> [Short problem]: Copy every line of the data that contains the string "Charles".

--- START ---

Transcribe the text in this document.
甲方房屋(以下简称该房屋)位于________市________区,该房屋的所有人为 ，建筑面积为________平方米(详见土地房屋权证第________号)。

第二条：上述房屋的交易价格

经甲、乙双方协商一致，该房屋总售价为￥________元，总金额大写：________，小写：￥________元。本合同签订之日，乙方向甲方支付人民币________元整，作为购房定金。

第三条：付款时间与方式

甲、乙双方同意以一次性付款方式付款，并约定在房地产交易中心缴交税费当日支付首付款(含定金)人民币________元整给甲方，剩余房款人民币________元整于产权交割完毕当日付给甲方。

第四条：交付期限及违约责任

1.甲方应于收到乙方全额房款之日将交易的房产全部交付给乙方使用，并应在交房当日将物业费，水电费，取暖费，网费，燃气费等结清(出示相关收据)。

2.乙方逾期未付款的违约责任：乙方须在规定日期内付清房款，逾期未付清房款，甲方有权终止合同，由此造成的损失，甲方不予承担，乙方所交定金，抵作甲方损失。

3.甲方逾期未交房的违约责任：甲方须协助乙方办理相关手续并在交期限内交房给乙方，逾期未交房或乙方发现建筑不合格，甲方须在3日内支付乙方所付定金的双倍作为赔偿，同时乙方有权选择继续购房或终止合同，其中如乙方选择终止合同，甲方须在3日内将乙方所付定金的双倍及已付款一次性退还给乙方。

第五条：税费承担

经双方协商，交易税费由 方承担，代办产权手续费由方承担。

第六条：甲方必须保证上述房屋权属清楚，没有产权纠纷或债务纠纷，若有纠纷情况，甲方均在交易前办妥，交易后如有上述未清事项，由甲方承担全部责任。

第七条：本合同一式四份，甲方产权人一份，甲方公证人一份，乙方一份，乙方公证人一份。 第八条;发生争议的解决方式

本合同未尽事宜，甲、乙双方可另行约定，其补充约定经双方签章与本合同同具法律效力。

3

--- END ---
--- START ---

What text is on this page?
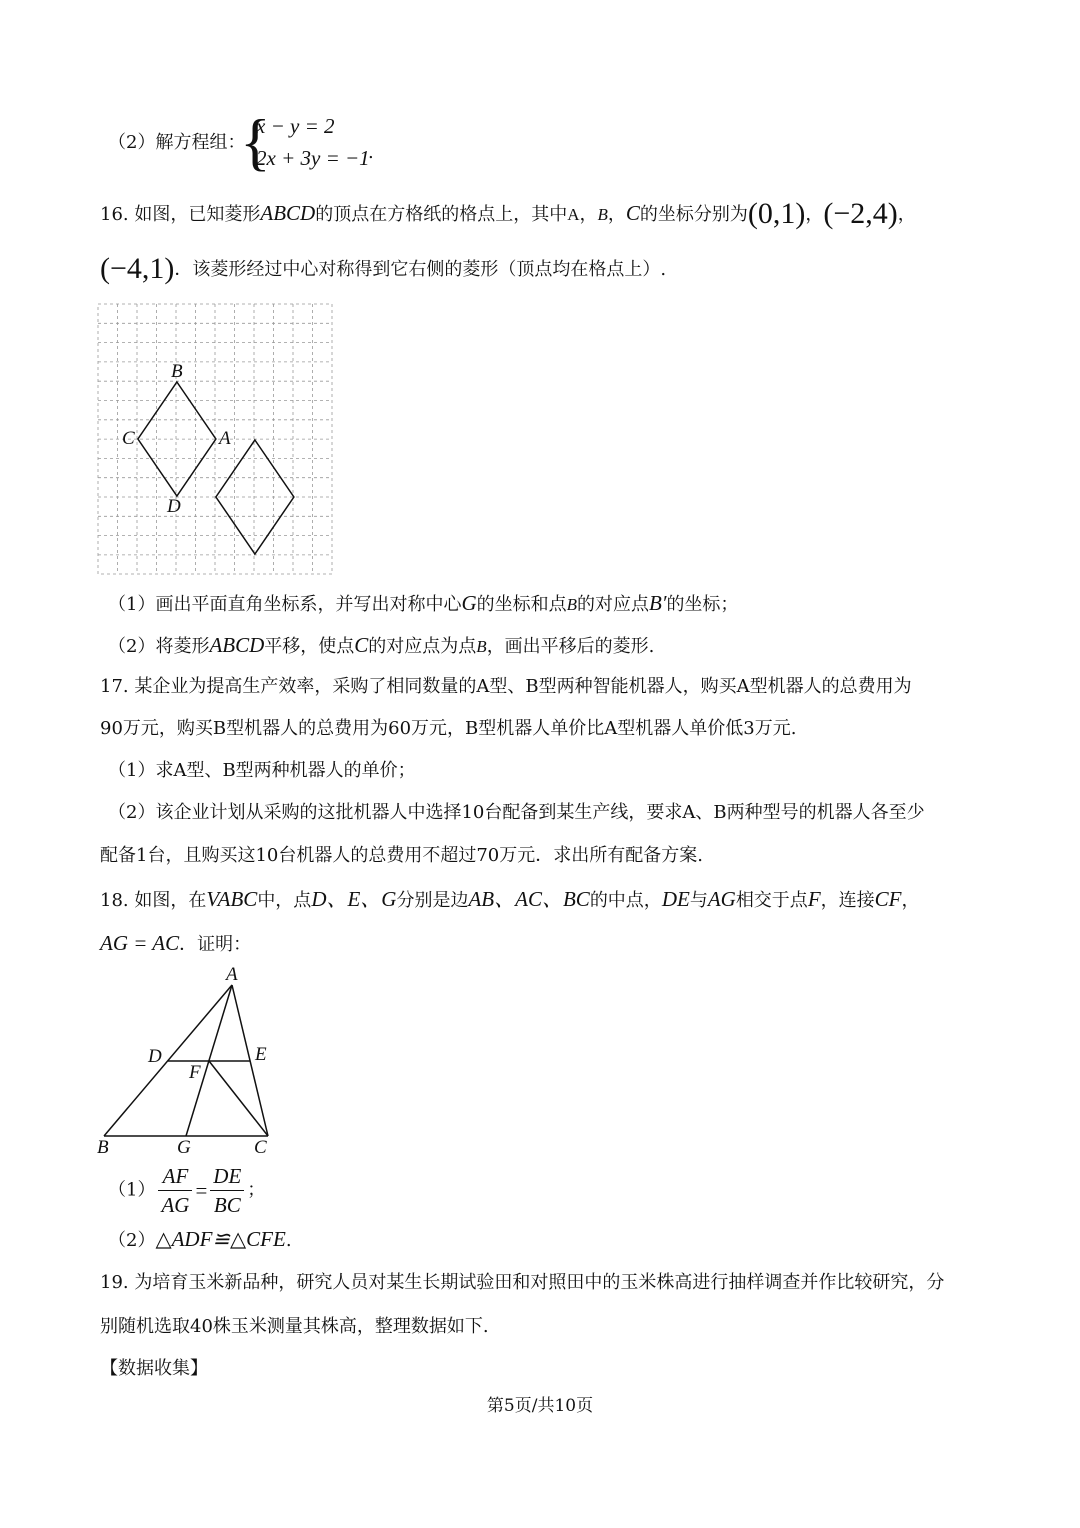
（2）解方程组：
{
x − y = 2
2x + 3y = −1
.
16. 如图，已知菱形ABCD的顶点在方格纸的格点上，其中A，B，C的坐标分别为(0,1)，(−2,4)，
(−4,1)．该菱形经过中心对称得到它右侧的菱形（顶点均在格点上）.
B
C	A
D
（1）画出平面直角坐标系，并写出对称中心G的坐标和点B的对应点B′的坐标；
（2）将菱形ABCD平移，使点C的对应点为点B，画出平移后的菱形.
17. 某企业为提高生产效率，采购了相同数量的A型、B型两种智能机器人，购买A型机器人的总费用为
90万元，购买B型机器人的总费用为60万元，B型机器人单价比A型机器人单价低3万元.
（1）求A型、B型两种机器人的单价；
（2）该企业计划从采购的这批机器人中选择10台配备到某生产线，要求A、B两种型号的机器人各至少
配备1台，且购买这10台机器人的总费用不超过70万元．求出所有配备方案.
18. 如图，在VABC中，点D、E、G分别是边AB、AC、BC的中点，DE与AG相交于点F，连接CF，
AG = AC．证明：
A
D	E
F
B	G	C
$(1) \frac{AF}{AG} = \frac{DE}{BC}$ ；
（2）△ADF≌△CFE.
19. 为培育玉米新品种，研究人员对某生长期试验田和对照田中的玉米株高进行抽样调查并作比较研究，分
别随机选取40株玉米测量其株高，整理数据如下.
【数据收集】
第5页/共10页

--- END ---
--- START ---

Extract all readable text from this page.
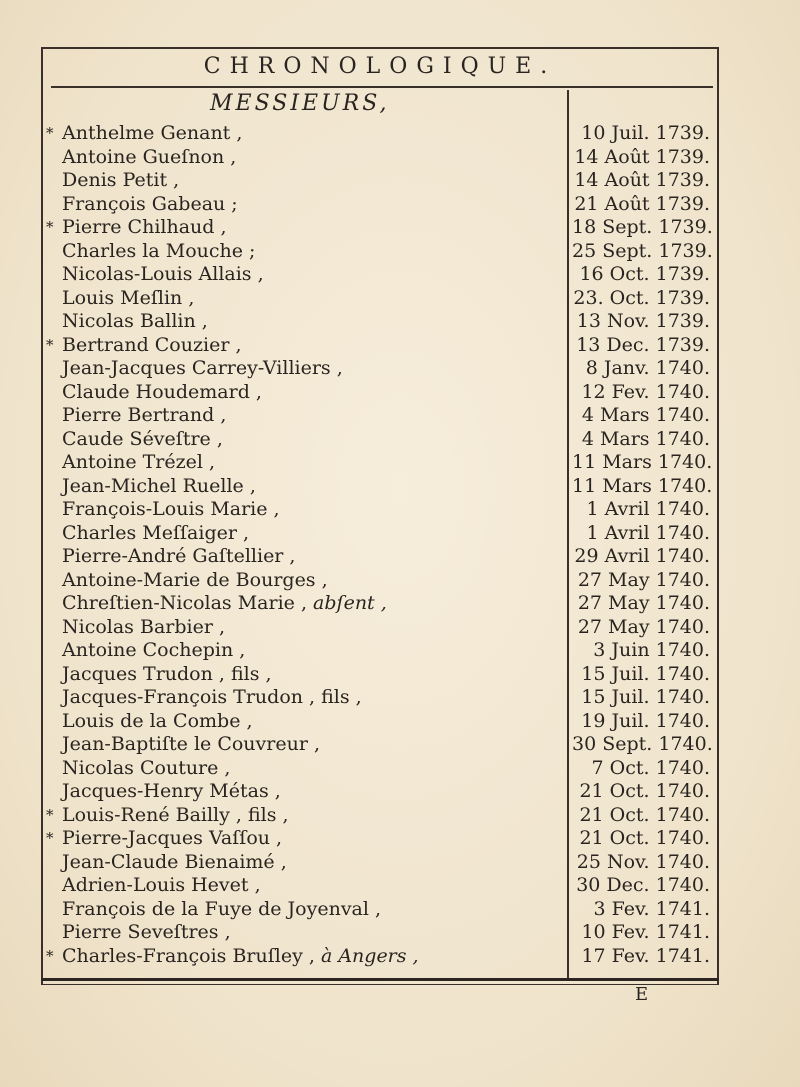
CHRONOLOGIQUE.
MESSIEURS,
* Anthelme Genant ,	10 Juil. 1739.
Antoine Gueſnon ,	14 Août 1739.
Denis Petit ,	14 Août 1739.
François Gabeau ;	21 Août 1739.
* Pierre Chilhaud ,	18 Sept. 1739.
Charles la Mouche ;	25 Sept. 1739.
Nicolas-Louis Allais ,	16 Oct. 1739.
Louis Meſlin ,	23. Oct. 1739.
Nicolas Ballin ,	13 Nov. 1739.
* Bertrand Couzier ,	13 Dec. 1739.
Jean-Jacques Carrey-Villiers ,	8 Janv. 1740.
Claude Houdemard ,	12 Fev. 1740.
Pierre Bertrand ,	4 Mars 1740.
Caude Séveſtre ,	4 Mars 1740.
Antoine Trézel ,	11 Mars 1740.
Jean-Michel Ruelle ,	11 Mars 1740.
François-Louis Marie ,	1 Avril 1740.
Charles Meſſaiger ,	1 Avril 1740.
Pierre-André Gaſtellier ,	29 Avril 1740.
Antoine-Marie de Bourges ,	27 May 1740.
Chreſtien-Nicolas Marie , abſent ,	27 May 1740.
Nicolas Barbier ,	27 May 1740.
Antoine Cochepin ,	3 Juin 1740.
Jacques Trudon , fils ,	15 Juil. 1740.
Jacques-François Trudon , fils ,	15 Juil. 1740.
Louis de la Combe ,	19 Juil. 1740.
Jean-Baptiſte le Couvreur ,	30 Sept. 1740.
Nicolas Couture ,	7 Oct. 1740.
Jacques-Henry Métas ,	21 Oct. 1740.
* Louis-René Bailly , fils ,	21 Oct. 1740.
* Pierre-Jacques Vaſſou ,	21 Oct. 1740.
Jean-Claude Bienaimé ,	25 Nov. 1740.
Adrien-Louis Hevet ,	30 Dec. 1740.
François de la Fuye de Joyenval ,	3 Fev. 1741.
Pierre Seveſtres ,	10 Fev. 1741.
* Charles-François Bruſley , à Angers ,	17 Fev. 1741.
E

--- END ---

> [In response]:
Charles la Mouche ;	25 Sept. 1739.
Charles Meſſaiger ,	1 Avril 1740.
* Charles-François Bruſley , à Angers ,	17 Fev. 1741.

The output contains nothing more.